WHAT YOU SHOULD DO — Reproduce the listing below with every "Today" switched to "Yesterday", leaving everything else unchanged.

RECORDS PROVIDED —

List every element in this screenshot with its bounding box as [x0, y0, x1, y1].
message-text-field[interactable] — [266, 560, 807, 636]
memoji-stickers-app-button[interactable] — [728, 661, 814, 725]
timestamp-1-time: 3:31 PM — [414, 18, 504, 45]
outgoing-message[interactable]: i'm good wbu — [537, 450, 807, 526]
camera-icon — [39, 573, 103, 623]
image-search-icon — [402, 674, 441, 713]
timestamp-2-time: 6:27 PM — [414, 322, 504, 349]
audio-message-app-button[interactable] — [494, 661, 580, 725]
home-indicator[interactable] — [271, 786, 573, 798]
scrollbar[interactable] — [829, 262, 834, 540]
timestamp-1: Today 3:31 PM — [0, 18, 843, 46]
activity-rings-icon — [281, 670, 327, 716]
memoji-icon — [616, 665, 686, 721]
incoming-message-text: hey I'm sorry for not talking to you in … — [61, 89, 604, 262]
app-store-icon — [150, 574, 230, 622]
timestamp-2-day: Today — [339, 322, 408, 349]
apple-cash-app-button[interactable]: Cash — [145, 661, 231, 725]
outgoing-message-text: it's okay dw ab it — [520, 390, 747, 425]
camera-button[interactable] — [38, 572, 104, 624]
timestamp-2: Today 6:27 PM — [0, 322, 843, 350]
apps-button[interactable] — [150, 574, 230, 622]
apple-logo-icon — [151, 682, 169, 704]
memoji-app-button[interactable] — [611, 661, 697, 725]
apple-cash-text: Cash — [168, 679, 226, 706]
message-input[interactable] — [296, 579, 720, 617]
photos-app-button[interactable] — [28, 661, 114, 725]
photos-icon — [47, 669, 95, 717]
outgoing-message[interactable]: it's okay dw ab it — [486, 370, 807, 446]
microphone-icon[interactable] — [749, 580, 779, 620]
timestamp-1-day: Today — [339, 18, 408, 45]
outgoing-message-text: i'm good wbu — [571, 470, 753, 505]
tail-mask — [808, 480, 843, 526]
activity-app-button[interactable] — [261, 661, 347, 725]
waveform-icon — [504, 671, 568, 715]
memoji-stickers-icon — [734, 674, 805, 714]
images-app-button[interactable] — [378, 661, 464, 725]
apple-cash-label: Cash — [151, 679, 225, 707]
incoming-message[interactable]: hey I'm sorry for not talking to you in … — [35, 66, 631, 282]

FINISHED EXERCISE —
List every element in this screenshot with its bounding box as [x0, y0, x1, y1].
message-text-field[interactable] — [266, 560, 807, 636]
memoji-stickers-app-button[interactable] — [728, 661, 814, 725]
timestamp-1-time: 3:31 PM — [414, 18, 504, 45]
outgoing-message[interactable]: i'm good wbu — [537, 450, 807, 526]
camera-icon — [39, 573, 103, 623]
image-search-icon — [402, 674, 441, 713]
timestamp-2-time: 6:27 PM — [414, 322, 504, 349]
audio-message-app-button[interactable] — [494, 661, 580, 725]
home-indicator[interactable] — [271, 786, 573, 798]
scrollbar[interactable] — [829, 262, 834, 540]
timestamp-1: Yesterday 3:31 PM — [0, 18, 843, 46]
activity-rings-icon — [281, 670, 327, 716]
memoji-icon — [616, 665, 686, 721]
incoming-message-text: hey I'm sorry for not talking to you in … — [61, 89, 604, 262]
app-store-icon — [150, 574, 230, 622]
timestamp-2-day: Yesterday — [339, 322, 408, 349]
apple-cash-app-button[interactable]: Cash — [145, 661, 231, 725]
outgoing-message-text: it's okay dw ab it — [520, 390, 747, 425]
camera-button[interactable] — [38, 572, 104, 624]
timestamp-2: Yesterday 6:27 PM — [0, 322, 843, 350]
apps-button[interactable] — [150, 574, 230, 622]
apple-logo-icon — [151, 682, 169, 704]
memoji-app-button[interactable] — [611, 661, 697, 725]
apple-cash-text: Cash — [168, 679, 226, 706]
message-input[interactable] — [296, 579, 720, 617]
photos-app-button[interactable] — [28, 661, 114, 725]
photos-icon — [47, 669, 95, 717]
outgoing-message[interactable]: it's okay dw ab it — [486, 370, 807, 446]
microphone-icon[interactable] — [749, 580, 779, 620]
timestamp-1-day: Yesterday — [339, 18, 408, 45]
outgoing-message-text: i'm good wbu — [571, 470, 753, 505]
tail-mask — [808, 480, 843, 526]
activity-app-button[interactable] — [261, 661, 347, 725]
waveform-icon — [504, 671, 568, 715]
memoji-stickers-icon — [734, 674, 805, 714]
images-app-button[interactable] — [378, 661, 464, 725]
apple-cash-label: Cash — [151, 679, 225, 707]
incoming-message[interactable]: hey I'm sorry for not talking to you in … — [35, 66, 631, 282]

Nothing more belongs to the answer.